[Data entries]
________________________

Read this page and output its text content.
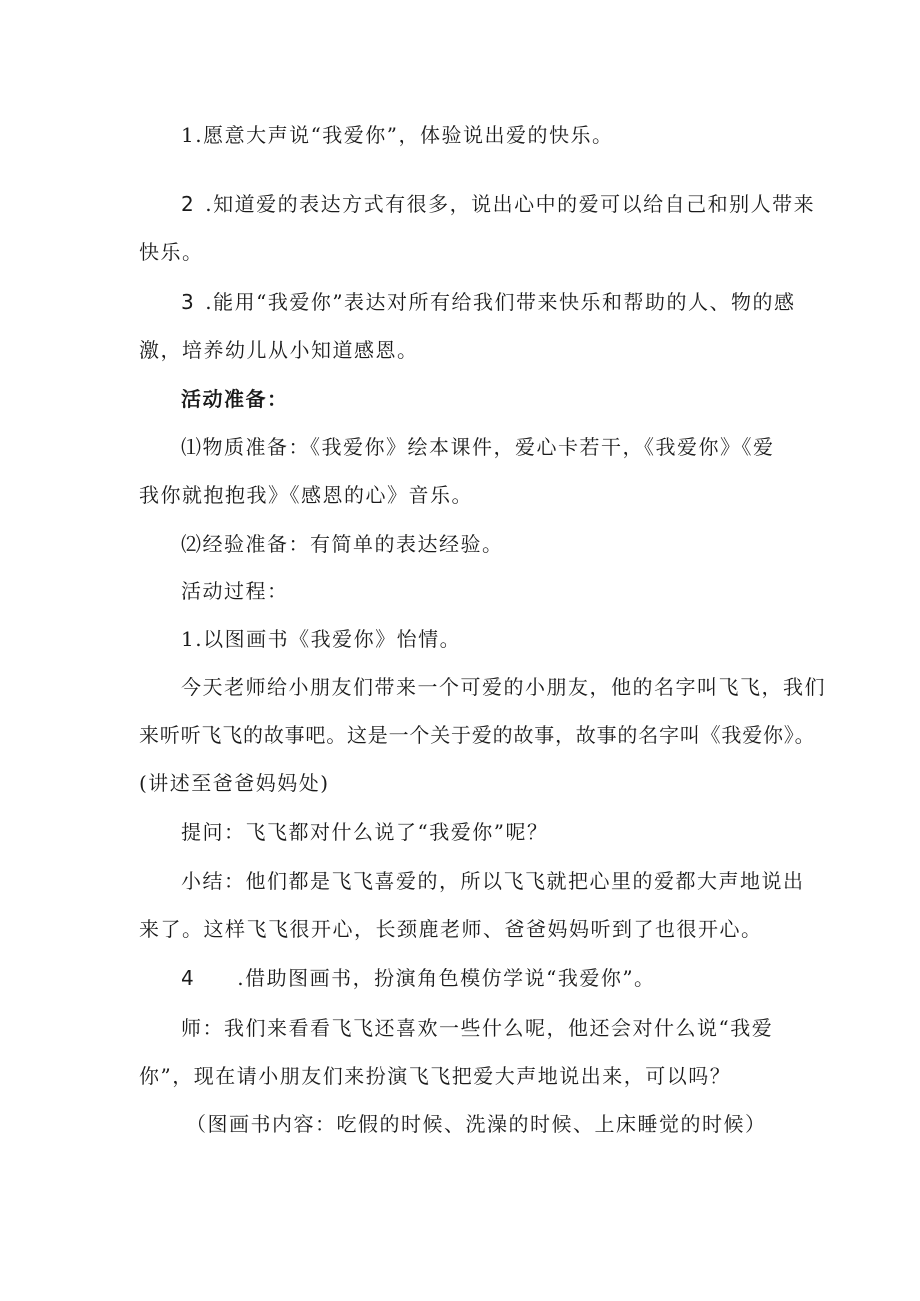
1.愿意大声说“我爱你”，体验说出爱的快乐。
2 .知道爱的表达方式有很多，说出心中的爱可以给自己和别人带来
快乐。
3 .能用“我爱你”表达对所有给我们带来快乐和帮助的人、物的感
激，培养幼儿从小知道感恩。
活动准备：
⑴物质准备：《我爱你》绘本课件，爱心卡若干，《我爱你》《爱
我你就抱抱我》《感恩的心》音乐。
⑵经验准备：有简单的表达经验。
活动过程：
1.以图画书《我爱你》怡情。
今天老师给小朋友们带来一个可爱的小朋友，他的名字叫飞飞，我们
来听听飞飞的故事吧。这是一个关于爱的故事，故事的名字叫《我爱你》。
(讲述至爸爸妈妈处)
提问：飞飞都对什么说了“我爱你”呢？
小结：他们都是飞飞喜爱的，所以飞飞就把心里的爱都大声地说出
来了。这样飞飞很开心，长颈鹿老师、爸爸妈妈听到了也很开心。
4 .借助图画书，扮演角色模仿学说“我爱你”。
师：我们来看看飞飞还喜欢一些什么呢，他还会对什么说“我爱
你”，现在请小朋友们来扮演飞飞把爱大声地说出来，可以吗？
（图画书内容：吃假的时候、洗澡的时候、上床睡觉的时候）
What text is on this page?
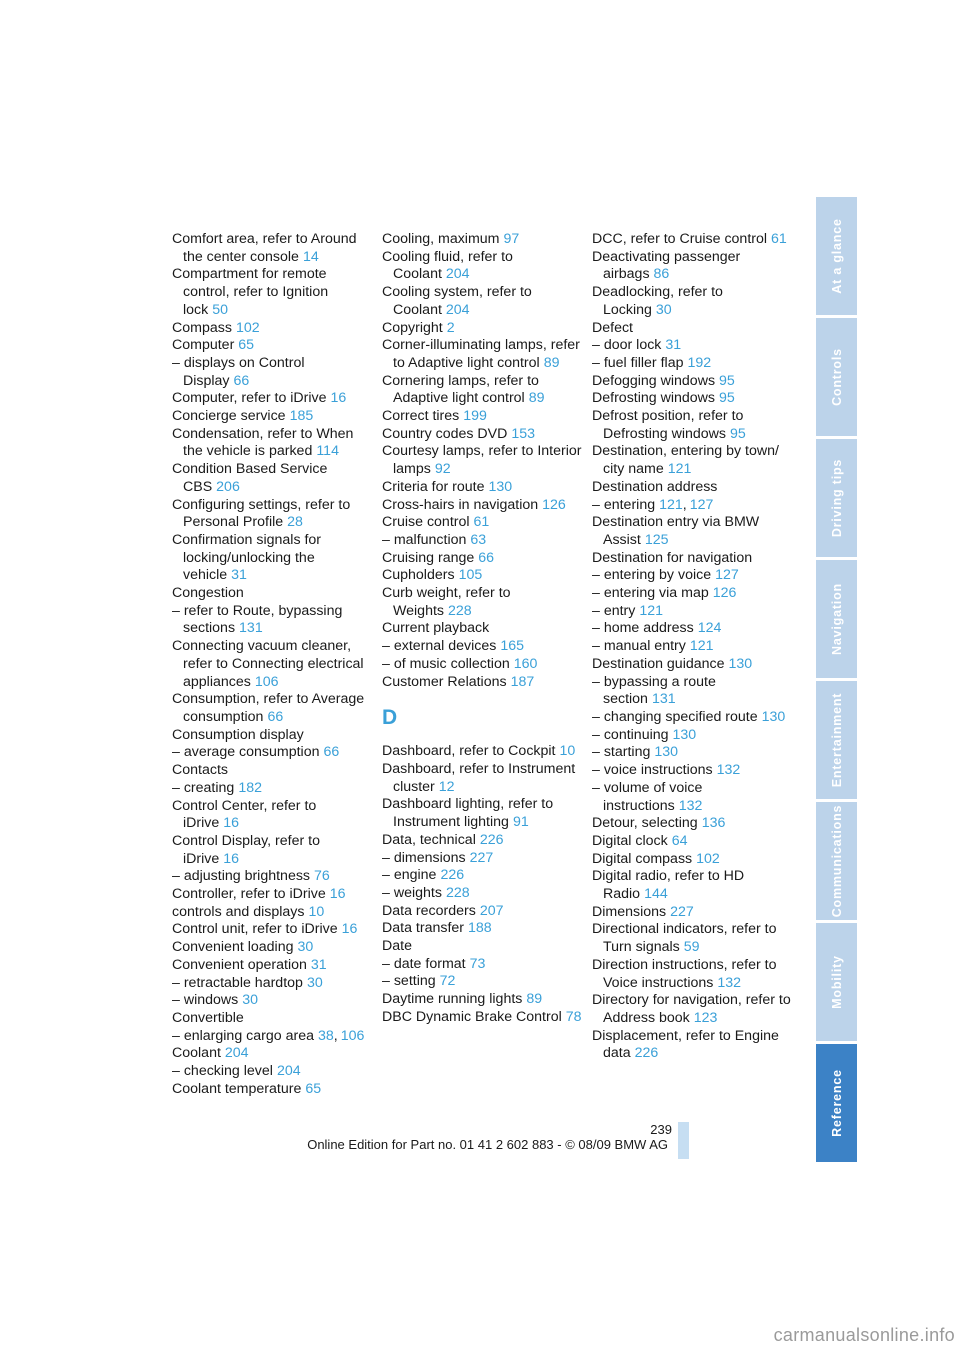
Comfort area, refer to Around the center console 14
Compartment for remote control, refer to Ignition lock 50
Compass 102
Computer 65
– displays on Control Display 66
Computer, refer to iDrive 16
Concierge service 185
Condensation, refer to When the vehicle is parked 114
Condition Based Service CBS 206
Configuring settings, refer to Personal Profile 28
Confirmation signals for locking/unlocking the vehicle 31
Congestion
– refer to Route, bypassing sections 131
Connecting vacuum cleaner, refer to Connecting electrical appliances 106
Consumption, refer to Average consumption 66
Consumption display
– average consumption 66
Contacts
– creating 182
Control Center, refer to iDrive 16
Control Display, refer to iDrive 16
– adjusting brightness 76
Controller, refer to iDrive 16
controls and displays 10
Control unit, refer to iDrive 16
Convenient loading 30
Convenient operation 31
– retractable hardtop 30
– windows 30
Convertible
– enlarging cargo area 38, 106
Coolant 204
– checking level 204
Coolant temperature 65
Cooling, maximum 97
Cooling fluid, refer to Coolant 204
Cooling system, refer to Coolant 204
Copyright 2
Corner-illuminating lamps, refer to Adaptive light control 89
Cornering lamps, refer to Adaptive light control 89
Correct tires 199
Country codes DVD 153
Courtesy lamps, refer to Interior lamps 92
Criteria for route 130
Cross-hairs in navigation 126
Cruise control 61
– malfunction 63
Cruising range 66
Cupholders 105
Curb weight, refer to Weights 228
Current playback
– external devices 165
– of music collection 160
Customer Relations 187
D
Dashboard, refer to Cockpit 10
Dashboard, refer to Instrument cluster 12
Dashboard lighting, refer to Instrument lighting 91
Data, technical 226
– dimensions 227
– engine 226
– weights 228
Data recorders 207
Data transfer 188
Date
– date format 73
– setting 72
Daytime running lights 89
DBC Dynamic Brake Control 78
DCC, refer to Cruise control 61
Deactivating passenger airbags 86
Deadlocking, refer to Locking 30
Defect
– door lock 31
– fuel filler flap 192
Defogging windows 95
Defrosting windows 95
Defrost position, refer to Defrosting windows 95
Destination, entering by town/ city name 121
Destination address
– entering 121, 127
Destination entry via BMW Assist 125
Destination for navigation
– entering by voice 127
– entering via map 126
– entry 121
– home address 124
– manual entry 121
Destination guidance 130
– bypassing a route section 131
– changing specified route 130
– continuing 130
– starting 130
– voice instructions 132
– volume of voice instructions 132
Detour, selecting 136
Digital clock 64
Digital compass 102
Digital radio, refer to HD Radio 144
Dimensions 227
Directional indicators, refer to Turn signals 59
Direction instructions, refer to Voice instructions 132
Directory for navigation, refer to Address book 123
Displacement, refer to Engine data 226
At a glance
Controls
Driving tips
Navigation
Entertainment
Communications
Mobility
Reference
239
Online Edition for Part no. 01 41 2 602 883 - © 08/09 BMW AG
carmanualsonline.info
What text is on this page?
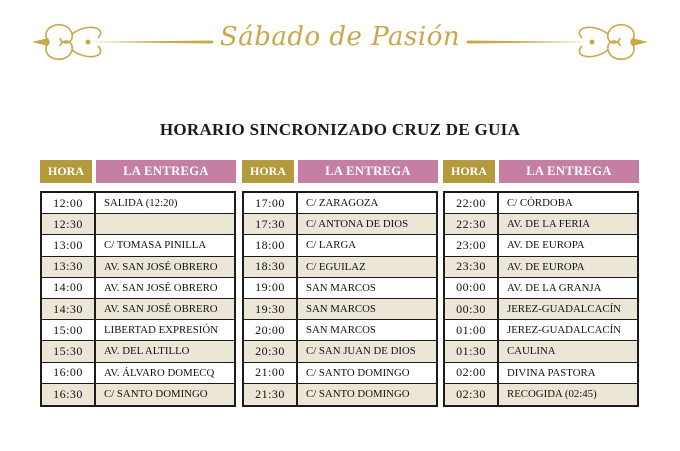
Sábado de Pasión
HORARIO SINCRONIZADO CRUZ DE GUIA
HORA	LA ENTREGA
12:00	SALIDA (12:20)
12:30
13:00	C/ TOMASA PINILLA
13:30	AV. SAN JOSÉ OBRERO
14:00	AV. SAN JOSÉ OBRERO
14:30	AV. SAN JOSÉ OBRERO
15:00	LIBERTAD EXPRESIÓN
15:30	AV. DEL ALTILLO
16:00	AV. ÁLVARO DOMECQ
16:30	C/ SANTO DOMINGO
HORA	LA ENTREGA
17:00	C/ ZARAGOZA
17:30	C/ ANTONA DE DIOS
18:00	C/ LARGA
18:30	C/ EGUILAZ
19:00	SAN MARCOS
19:30	SAN MARCOS
20:00	SAN MARCOS
20:30	C/ SAN JUAN DE DIOS
21:00	C/ SANTO DOMINGO
21:30	C/ SANTO DOMINGO
HORA	LA ENTREGA
22:00	C/ CÓRDOBA
22:30	AV. DE LA FERIA
23:00	AV. DE EUROPA
23:30	AV. DE EUROPA
00:00	AV. DE LA GRANJA
00:30	JEREZ-GUADALCACÍN
01:00	JEREZ-GUADALCACÍN
01:30	CAULINA
02:00	DIVINA PASTORA
02:30	RECOGIDA (02:45)
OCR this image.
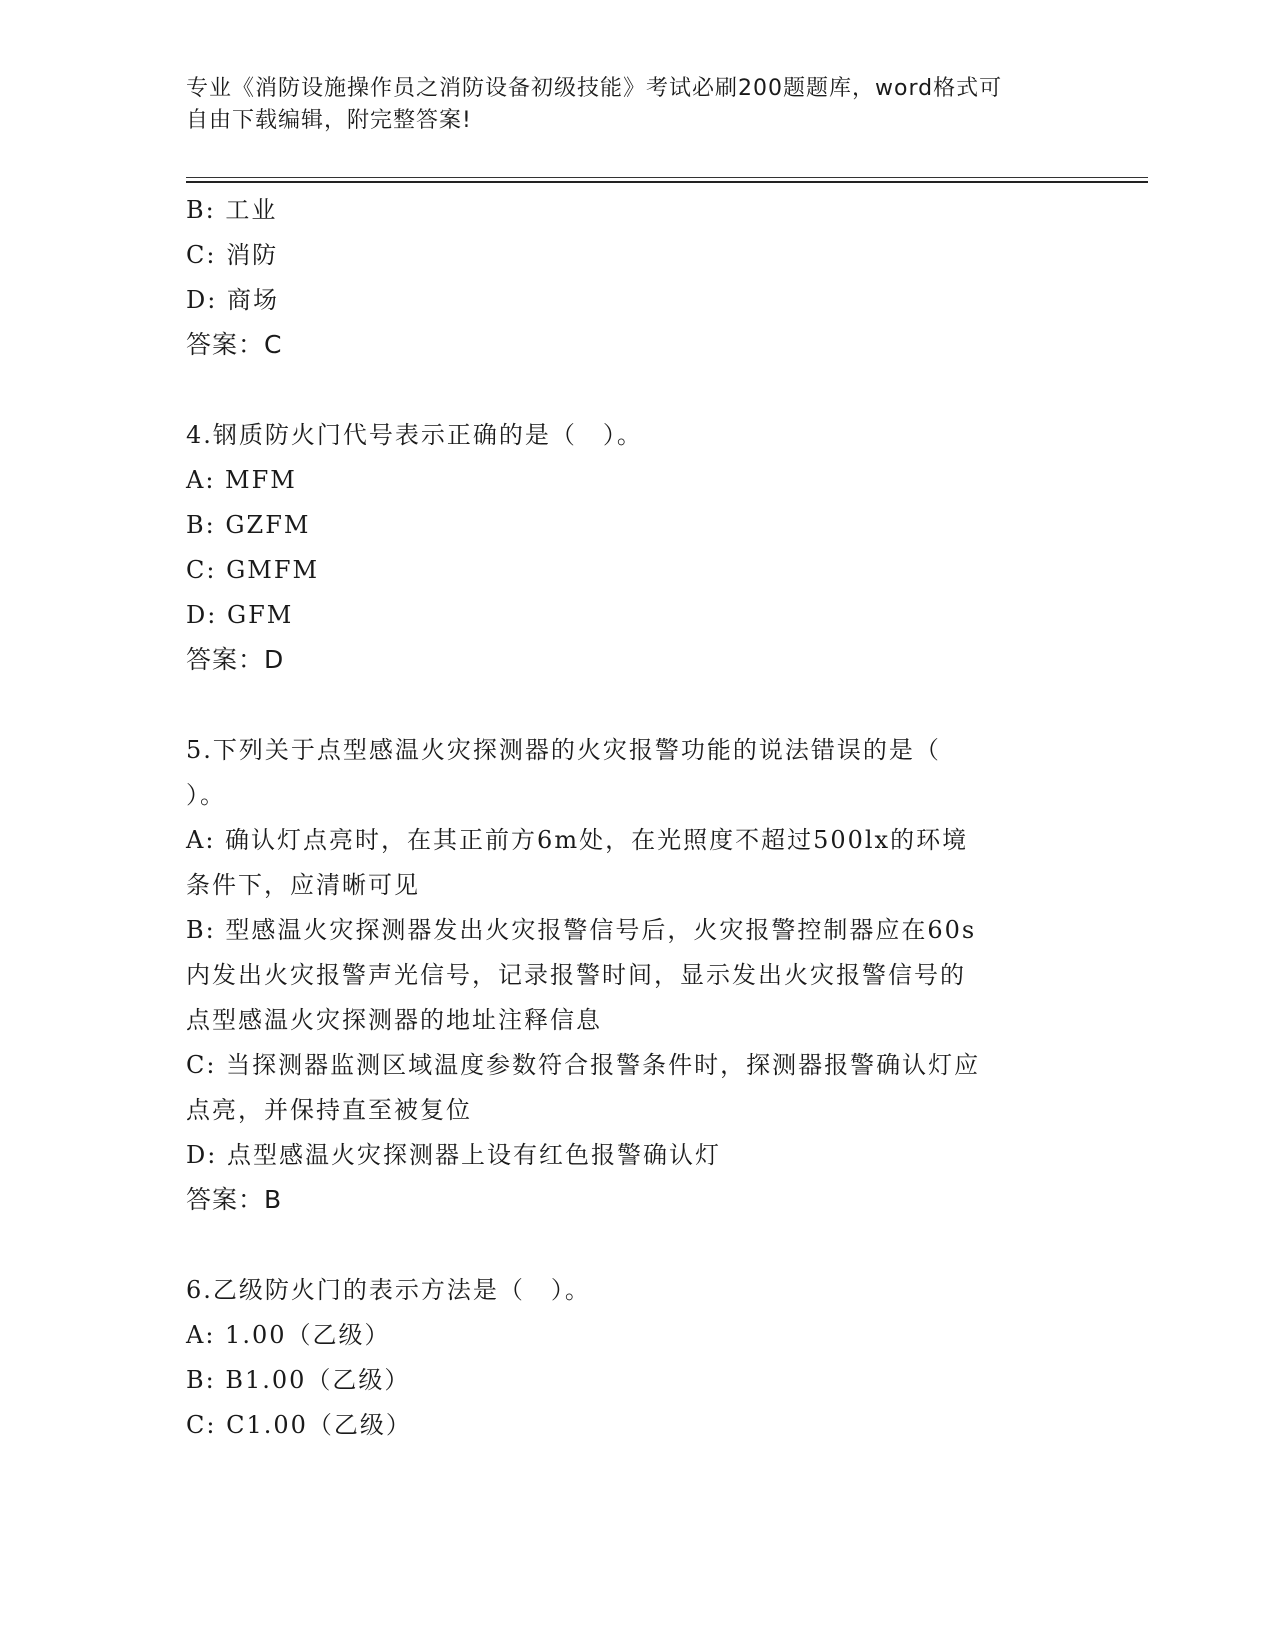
专业《消防设施操作员之消防设备初级技能》考试必刷200题题库，word格式可
自由下载编辑，附完整答案!
B: 工业
C: 消防
D: 商场
答案：C
4.钢质防火门代号表示正确的是（　）。
A: MFM
B: GZFM
C: GMFM
D: GFM
答案：D
5.下列关于点型感温火灾探测器的火灾报警功能的说法错误的是（
）。
A: 确认灯点亮时，在其正前方6m处，在光照度不超过500lx的环境
条件下，应清晰可见
B: 型感温火灾探测器发出火灾报警信号后，火灾报警控制器应在60s
内发出火灾报警声光信号，记录报警时间，显示发出火灾报警信号的
点型感温火灾探测器的地址注释信息
C: 当探测器监测区域温度参数符合报警条件时，探测器报警确认灯应
点亮，并保持直至被复位
D: 点型感温火灾探测器上设有红色报警确认灯
答案：B
6.乙级防火门的表示方法是（　）。
A: 1.00（乙级）
B: B1.00（乙级）
C: C1.00（乙级）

________________________

Problem description: Replicate the material above verbatim; images stay out of the copy.

The response:
Read this page and output its text content.
1.愿意大声说“我爱你”，体验说出爱的快乐。
2 .知道爱的表达方式有很多，说出心中的爱可以给自己和别人带来
快乐。
3 .能用“我爱你”表达对所有给我们带来快乐和帮助的人、物的感
激，培养幼儿从小知道感恩。
活动准备：
⑴物质准备：《我爱你》绘本课件，爱心卡若干，《我爱你》《爱
我你就抱抱我》《感恩的心》音乐。
⑵经验准备：有简单的表达经验。
活动过程：
1.以图画书《我爱你》怡情。
今天老师给小朋友们带来一个可爱的小朋友，他的名字叫飞飞，我们
来听听飞飞的故事吧。这是一个关于爱的故事，故事的名字叫《我爱你》。
(讲述至爸爸妈妈处)
提问：飞飞都对什么说了“我爱你”呢？
小结：他们都是飞飞喜爱的，所以飞飞就把心里的爱都大声地说出
来了。这样飞飞很开心，长颈鹿老师、爸爸妈妈听到了也很开心。
4 .借助图画书，扮演角色模仿学说“我爱你”。
师：我们来看看飞飞还喜欢一些什么呢，他还会对什么说“我爱
你”，现在请小朋友们来扮演飞飞把爱大声地说出来，可以吗？
（图画书内容：吃假的时候、洗澡的时候、上床睡觉的时候）
What text is on this page?
Comfort area, refer to Around the center console 14
Compartment for remote control, refer to Ignition lock 50
Compass 102
Computer 65
– displays on Control Display 66
Computer, refer to iDrive 16
Concierge service 185
Condensation, refer to When the vehicle is parked 114
Condition Based Service CBS 206
Configuring settings, refer to Personal Profile 28
Confirmation signals for locking/unlocking the vehicle 31
Congestion
– refer to Route, bypassing sections 131
Connecting vacuum cleaner, refer to Connecting electrical appliances 106
Consumption, refer to Average consumption 66
Consumption display
– average consumption 66
Contacts
– creating 182
Control Center, refer to iDrive 16
Control Display, refer to iDrive 16
– adjusting brightness 76
Controller, refer to iDrive 16
controls and displays 10
Control unit, refer to iDrive 16
Convenient loading 30
Convenient operation 31
– retractable hardtop 30
– windows 30
Convertible
– enlarging cargo area 38, 106
Coolant 204
– checking level 204
Coolant temperature 65
Cooling, maximum 97
Cooling fluid, refer to Coolant 204
Cooling system, refer to Coolant 204
Copyright 2
Corner-illuminating lamps, refer to Adaptive light control 89
Cornering lamps, refer to Adaptive light control 89
Correct tires 199
Country codes DVD 153
Courtesy lamps, refer to Interior lamps 92
Criteria for route 130
Cross-hairs in navigation 126
Cruise control 61
– malfunction 63
Cruising range 66
Cupholders 105
Curb weight, refer to Weights 228
Current playback
– external devices 165
– of music collection 160
Customer Relations 187
D
Dashboard, refer to Cockpit 10
Dashboard, refer to Instrument cluster 12
Dashboard lighting, refer to Instrument lighting 91
Data, technical 226
– dimensions 227
– engine 226
– weights 228
Data recorders 207
Data transfer 188
Date
– date format 73
– setting 72
Daytime running lights 89
DBC Dynamic Brake Control 78
DCC, refer to Cruise control 61
Deactivating passenger airbags 86
Deadlocking, refer to Locking 30
Defect
– door lock 31
– fuel filler flap 192
Defogging windows 95
Defrosting windows 95
Defrost position, refer to Defrosting windows 95
Destination, entering by town/ city name 121
Destination address
– entering 121, 127
Destination entry via BMW Assist 125
Destination for navigation
– entering by voice 127
– entering via map 126
– entry 121
– home address 124
– manual entry 121
Destination guidance 130
– bypassing a route section 131
– changing specified route 130
– continuing 130
– starting 130
– voice instructions 132
– volume of voice instructions 132
Detour, selecting 136
Digital clock 64
Digital compass 102
Digital radio, refer to HD Radio 144
Dimensions 227
Directional indicators, refer to Turn signals 59
Direction instructions, refer to Voice instructions 132
Directory for navigation, refer to Address book 123
Displacement, refer to Engine data 226
At a glance
Controls
Driving tips
Navigation
Entertainment
Communications
Mobility
Reference
239
Online Edition for Part no. 01 41 2 602 883 - © 08/09 BMW AG
carmanualsonline.info
What text is on this page?
Sábado de Pasión
HORARIO SINCRONIZADO CRUZ DE GUIA
HORA	LA ENTREGA
12:00	SALIDA (12:20)
12:30
13:00	C/ TOMASA PINILLA
13:30	AV. SAN JOSÉ OBRERO
14:00	AV. SAN JOSÉ OBRERO
14:30	AV. SAN JOSÉ OBRERO
15:00	LIBERTAD EXPRESIÓN
15:30	AV. DEL ALTILLO
16:00	AV. ÁLVARO DOMECQ
16:30	C/ SANTO DOMINGO
HORA	LA ENTREGA
17:00	C/ ZARAGOZA
17:30	C/ ANTONA DE DIOS
18:00	C/ LARGA
18:30	C/ EGUILAZ
19:00	SAN MARCOS
19:30	SAN MARCOS
20:00	SAN MARCOS
20:30	C/ SAN JUAN DE DIOS
21:00	C/ SANTO DOMINGO
21:30	C/ SANTO DOMINGO
HORA	LA ENTREGA
22:00	C/ CÓRDOBA
22:30	AV. DE LA FERIA
23:00	AV. DE EUROPA
23:30	AV. DE EUROPA
00:00	AV. DE LA GRANJA
00:30	JEREZ-GUADALCACÍN
01:00	JEREZ-GUADALCACÍN
01:30	CAULINA
02:00	DIVINA PASTORA
02:30	RECOGIDA (02:45)
OCR this image.
专业《消防设施操作员之消防设备初级技能》考试必刷200题题库，word格式可
自由下载编辑，附完整答案!
B: 工业
C: 消防
D: 商场
答案：C
4.钢质防火门代号表示正确的是（　）。
A: MFM
B: GZFM
C: GMFM
D: GFM
答案：D
5.下列关于点型感温火灾探测器的火灾报警功能的说法错误的是（
）。
A: 确认灯点亮时，在其正前方6m处，在光照度不超过500lx的环境
条件下，应清晰可见
B: 型感温火灾探测器发出火灾报警信号后，火灾报警控制器应在60s
内发出火灾报警声光信号，记录报警时间，显示发出火灾报警信号的
点型感温火灾探测器的地址注释信息
C: 当探测器监测区域温度参数符合报警条件时，探测器报警确认灯应
点亮，并保持直至被复位
D: 点型感温火灾探测器上设有红色报警确认灯
答案：B
6.乙级防火门的表示方法是（　）。
A: 1.00（乙级）
B: B1.00（乙级）
C: C1.00（乙级）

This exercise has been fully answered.